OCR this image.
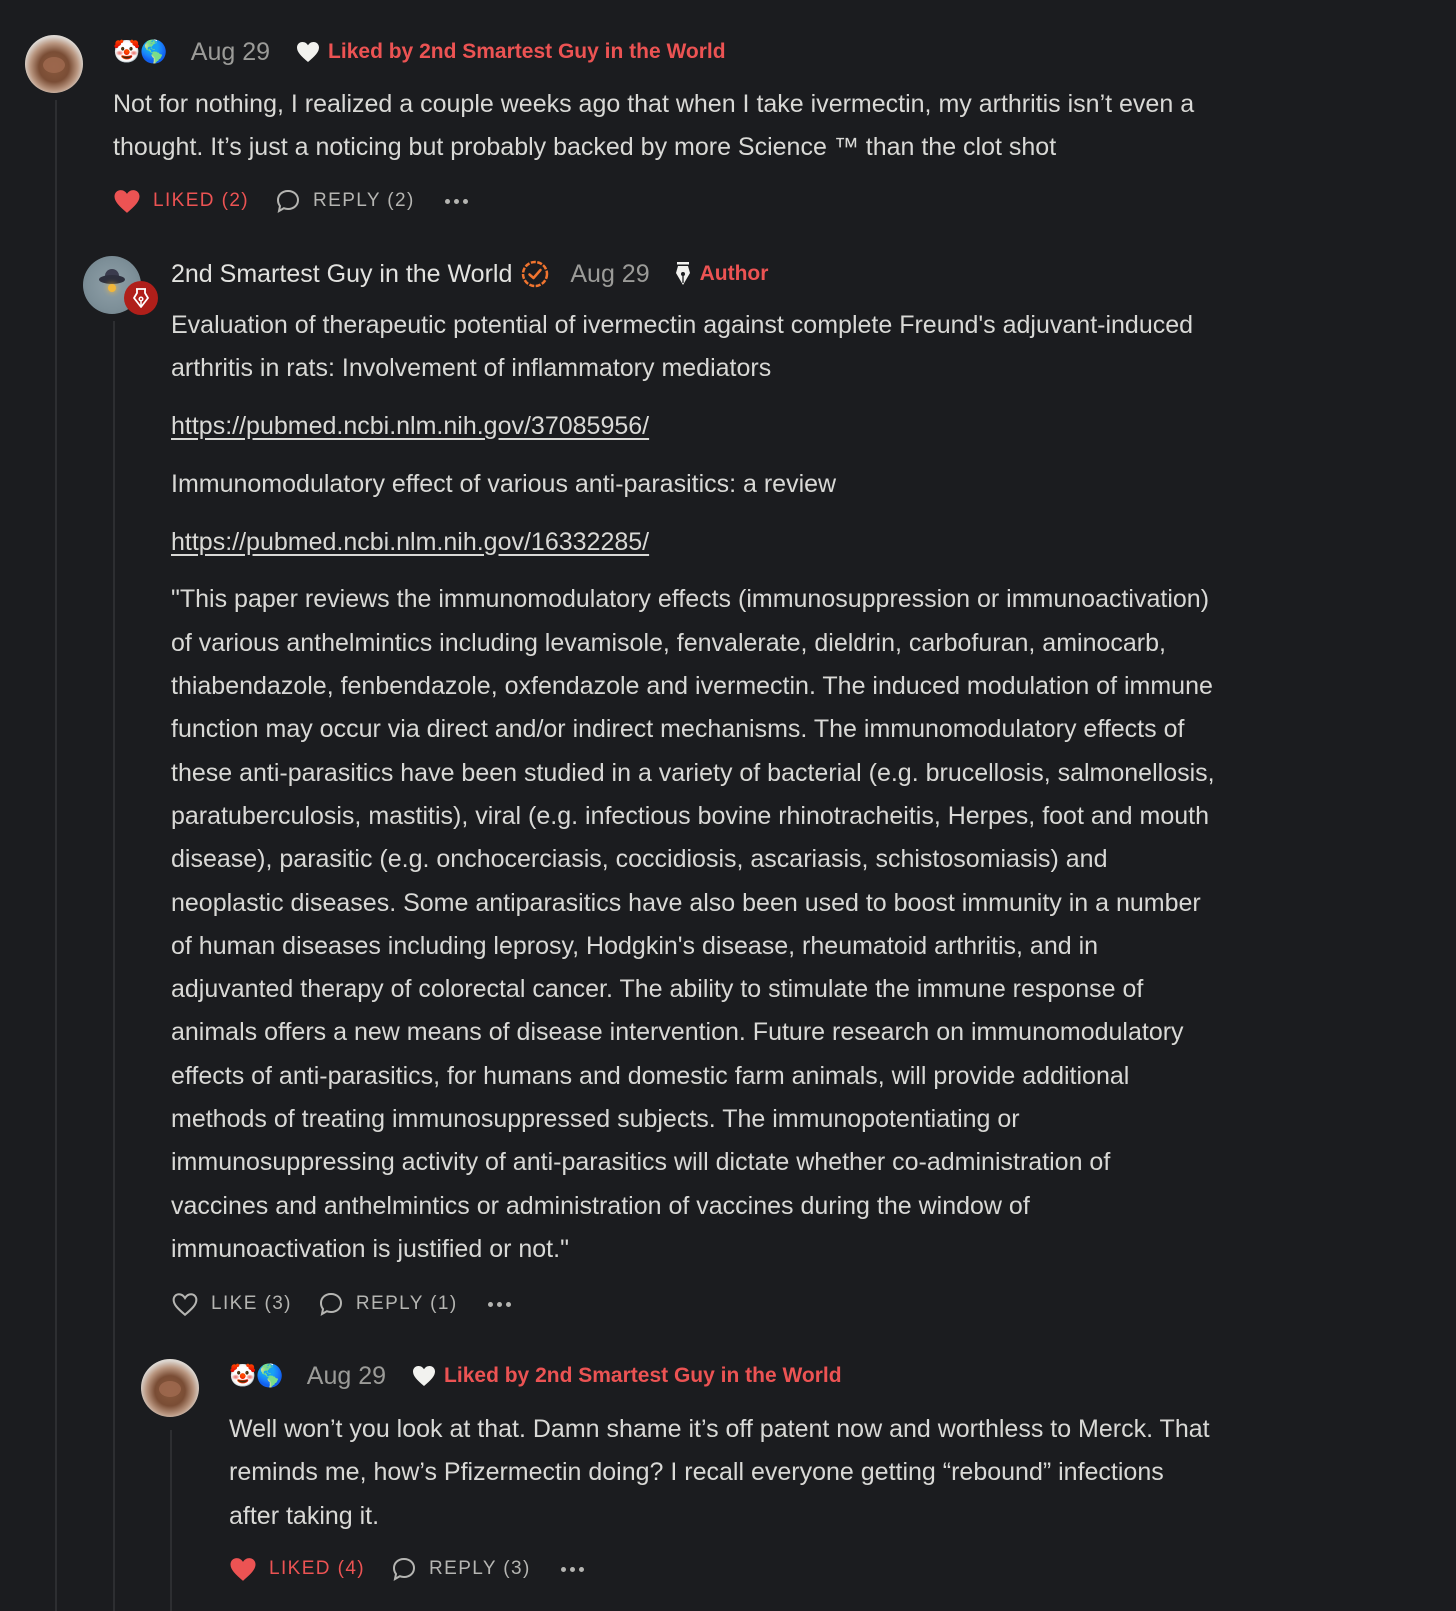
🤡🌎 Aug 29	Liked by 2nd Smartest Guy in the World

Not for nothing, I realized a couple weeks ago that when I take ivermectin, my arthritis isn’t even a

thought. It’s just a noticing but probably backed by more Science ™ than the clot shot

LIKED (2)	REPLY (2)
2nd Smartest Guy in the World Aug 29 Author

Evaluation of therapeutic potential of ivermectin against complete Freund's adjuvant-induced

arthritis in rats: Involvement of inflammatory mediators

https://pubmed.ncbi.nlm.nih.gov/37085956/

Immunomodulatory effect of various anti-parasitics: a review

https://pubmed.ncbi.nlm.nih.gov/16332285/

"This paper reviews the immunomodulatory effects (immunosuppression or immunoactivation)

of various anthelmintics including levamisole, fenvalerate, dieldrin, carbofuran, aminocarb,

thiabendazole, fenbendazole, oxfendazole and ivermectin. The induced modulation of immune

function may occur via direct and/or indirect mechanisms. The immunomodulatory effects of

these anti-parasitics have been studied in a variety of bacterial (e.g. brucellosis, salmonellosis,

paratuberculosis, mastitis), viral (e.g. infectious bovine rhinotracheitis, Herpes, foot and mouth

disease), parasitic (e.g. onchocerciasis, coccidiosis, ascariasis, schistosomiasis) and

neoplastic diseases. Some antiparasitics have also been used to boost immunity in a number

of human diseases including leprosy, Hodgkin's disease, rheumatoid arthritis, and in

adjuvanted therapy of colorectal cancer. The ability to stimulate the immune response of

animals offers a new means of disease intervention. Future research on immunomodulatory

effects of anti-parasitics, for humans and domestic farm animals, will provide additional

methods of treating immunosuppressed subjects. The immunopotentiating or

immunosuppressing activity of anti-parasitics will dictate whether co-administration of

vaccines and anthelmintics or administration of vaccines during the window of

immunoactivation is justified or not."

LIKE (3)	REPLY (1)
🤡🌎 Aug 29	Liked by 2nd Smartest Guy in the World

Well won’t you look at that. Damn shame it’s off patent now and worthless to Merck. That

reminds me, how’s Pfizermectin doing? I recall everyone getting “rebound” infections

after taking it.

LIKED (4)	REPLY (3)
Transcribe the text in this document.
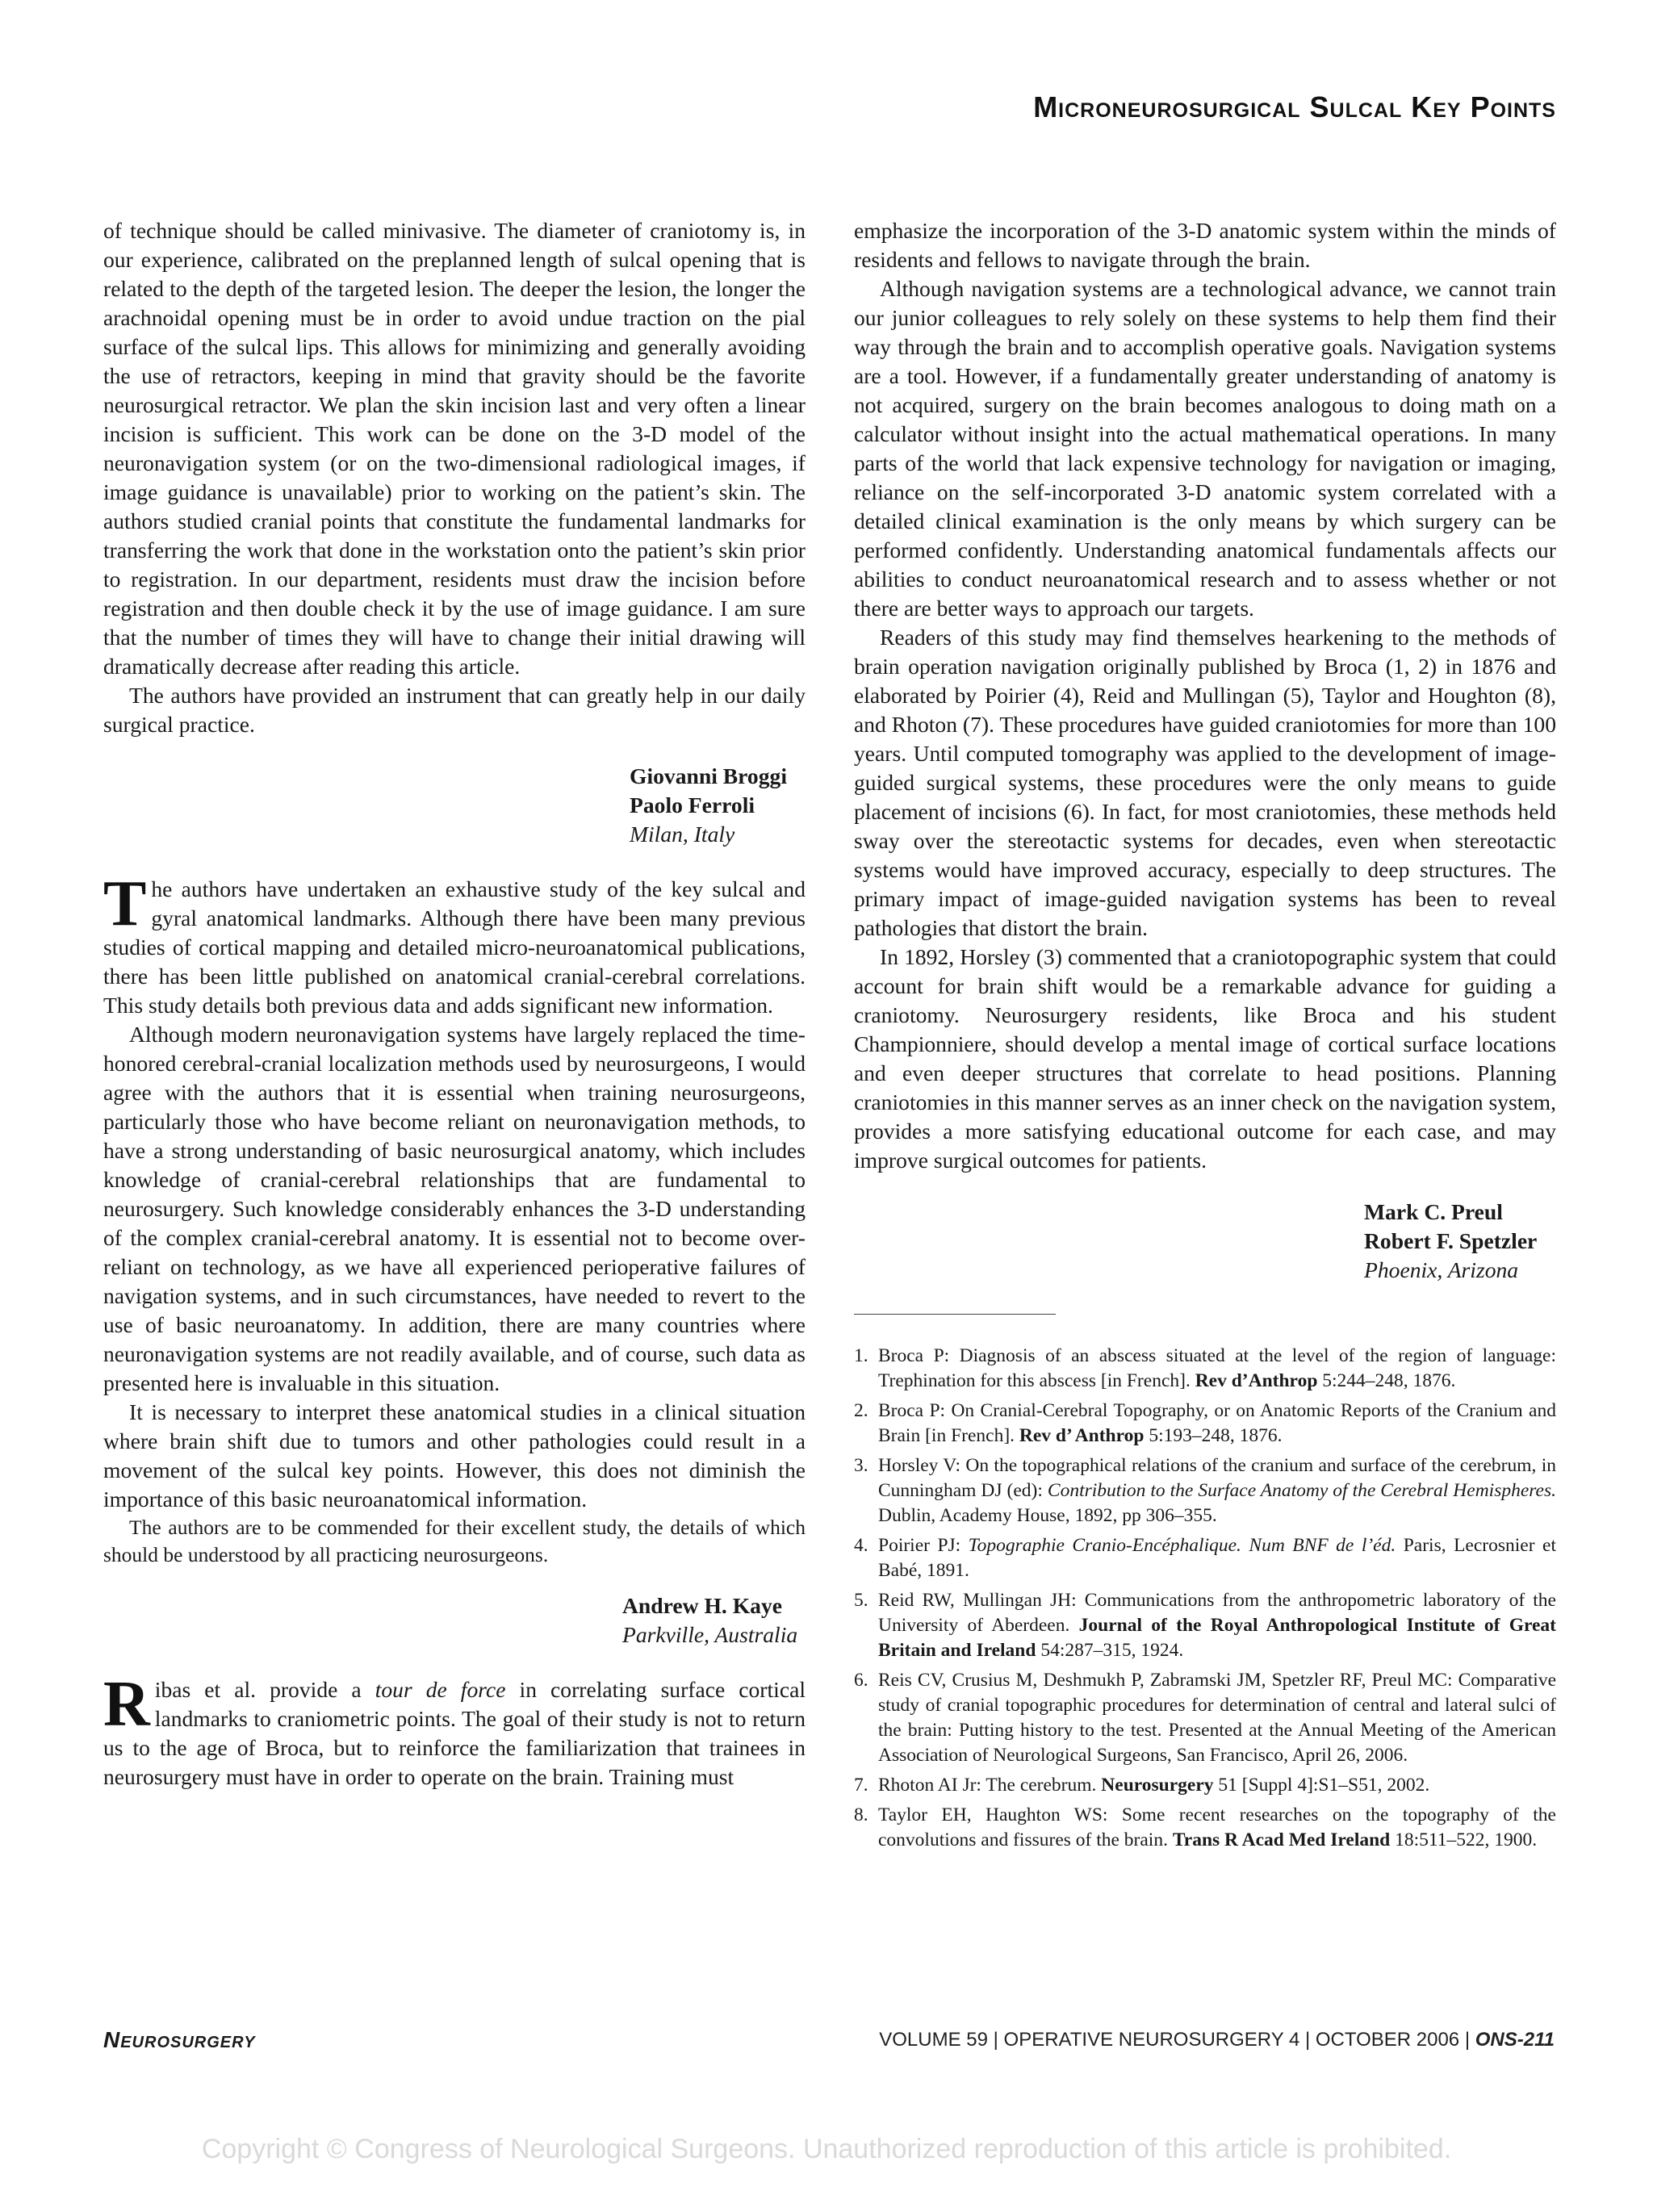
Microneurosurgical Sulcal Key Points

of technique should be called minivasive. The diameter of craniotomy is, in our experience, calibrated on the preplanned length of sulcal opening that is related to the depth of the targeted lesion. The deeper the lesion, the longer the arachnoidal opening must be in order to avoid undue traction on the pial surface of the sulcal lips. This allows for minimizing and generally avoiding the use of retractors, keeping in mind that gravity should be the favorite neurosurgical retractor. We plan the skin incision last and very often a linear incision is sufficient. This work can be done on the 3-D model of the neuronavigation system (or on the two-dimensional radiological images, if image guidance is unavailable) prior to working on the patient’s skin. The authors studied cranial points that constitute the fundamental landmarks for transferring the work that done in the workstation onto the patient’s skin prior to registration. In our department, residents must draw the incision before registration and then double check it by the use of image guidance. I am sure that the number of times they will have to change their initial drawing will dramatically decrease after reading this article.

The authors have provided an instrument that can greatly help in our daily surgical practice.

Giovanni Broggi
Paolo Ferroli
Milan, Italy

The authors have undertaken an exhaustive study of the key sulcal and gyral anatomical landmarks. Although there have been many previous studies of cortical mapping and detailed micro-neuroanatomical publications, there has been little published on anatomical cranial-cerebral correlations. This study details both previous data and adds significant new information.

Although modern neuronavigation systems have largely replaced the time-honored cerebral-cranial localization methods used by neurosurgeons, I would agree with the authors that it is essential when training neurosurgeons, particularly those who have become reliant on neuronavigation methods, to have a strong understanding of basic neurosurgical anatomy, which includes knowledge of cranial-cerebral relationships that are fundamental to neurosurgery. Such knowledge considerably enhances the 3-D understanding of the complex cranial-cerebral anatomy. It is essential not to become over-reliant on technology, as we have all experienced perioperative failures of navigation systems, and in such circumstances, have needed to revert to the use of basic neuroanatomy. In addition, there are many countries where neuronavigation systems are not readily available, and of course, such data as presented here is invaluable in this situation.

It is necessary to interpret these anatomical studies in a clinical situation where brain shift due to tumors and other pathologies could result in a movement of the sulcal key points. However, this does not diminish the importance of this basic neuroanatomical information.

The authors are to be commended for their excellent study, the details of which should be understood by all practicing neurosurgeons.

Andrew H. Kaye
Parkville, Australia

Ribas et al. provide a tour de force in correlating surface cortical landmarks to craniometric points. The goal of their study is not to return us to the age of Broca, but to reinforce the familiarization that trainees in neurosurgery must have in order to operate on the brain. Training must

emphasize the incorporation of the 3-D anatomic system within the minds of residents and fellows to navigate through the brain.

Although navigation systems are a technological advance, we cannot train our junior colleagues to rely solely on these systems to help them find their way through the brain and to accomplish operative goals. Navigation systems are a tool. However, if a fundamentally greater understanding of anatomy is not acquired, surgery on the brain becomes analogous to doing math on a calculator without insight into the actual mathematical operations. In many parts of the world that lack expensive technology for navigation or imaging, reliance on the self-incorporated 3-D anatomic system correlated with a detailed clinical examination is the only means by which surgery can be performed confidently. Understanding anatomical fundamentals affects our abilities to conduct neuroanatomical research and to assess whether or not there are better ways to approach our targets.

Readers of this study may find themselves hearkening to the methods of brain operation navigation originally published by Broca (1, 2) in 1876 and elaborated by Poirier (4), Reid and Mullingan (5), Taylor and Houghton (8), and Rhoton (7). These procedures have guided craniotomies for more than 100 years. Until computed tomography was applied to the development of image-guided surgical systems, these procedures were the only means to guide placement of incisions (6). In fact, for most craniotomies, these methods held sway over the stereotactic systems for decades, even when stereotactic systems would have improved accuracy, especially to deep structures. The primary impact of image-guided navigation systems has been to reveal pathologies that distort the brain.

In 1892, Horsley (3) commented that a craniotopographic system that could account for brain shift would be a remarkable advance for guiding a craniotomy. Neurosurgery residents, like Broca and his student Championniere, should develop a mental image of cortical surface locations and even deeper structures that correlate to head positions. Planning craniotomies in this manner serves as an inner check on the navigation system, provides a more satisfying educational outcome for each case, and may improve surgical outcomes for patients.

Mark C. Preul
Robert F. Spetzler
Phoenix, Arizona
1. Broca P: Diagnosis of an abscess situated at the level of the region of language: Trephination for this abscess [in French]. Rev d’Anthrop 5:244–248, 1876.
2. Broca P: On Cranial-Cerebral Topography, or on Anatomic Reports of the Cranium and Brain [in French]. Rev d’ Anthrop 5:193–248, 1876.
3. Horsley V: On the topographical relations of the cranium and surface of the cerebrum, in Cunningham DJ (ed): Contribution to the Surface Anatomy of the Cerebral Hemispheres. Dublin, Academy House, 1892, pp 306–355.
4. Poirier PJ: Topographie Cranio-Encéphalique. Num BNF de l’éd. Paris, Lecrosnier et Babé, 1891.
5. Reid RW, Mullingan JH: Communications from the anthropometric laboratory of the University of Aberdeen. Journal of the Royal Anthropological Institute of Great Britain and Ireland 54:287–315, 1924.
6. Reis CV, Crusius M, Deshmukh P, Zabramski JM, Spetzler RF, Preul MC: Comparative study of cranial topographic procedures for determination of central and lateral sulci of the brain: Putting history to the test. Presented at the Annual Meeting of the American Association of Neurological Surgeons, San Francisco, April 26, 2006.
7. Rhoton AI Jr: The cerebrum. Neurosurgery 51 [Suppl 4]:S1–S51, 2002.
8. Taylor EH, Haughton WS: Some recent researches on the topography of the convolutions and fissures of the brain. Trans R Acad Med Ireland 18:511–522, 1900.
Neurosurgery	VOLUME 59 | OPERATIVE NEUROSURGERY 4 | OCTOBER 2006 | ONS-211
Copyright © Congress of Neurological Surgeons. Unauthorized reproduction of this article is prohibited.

§

● Problem to work on
What lines in the listing above hold the string "ncbi"? List them.

● Answer to this task
https://pubmed.ncbi.nlm.nih.gov/37085956/
https://pubmed.ncbi.nlm.nih.gov/16332285/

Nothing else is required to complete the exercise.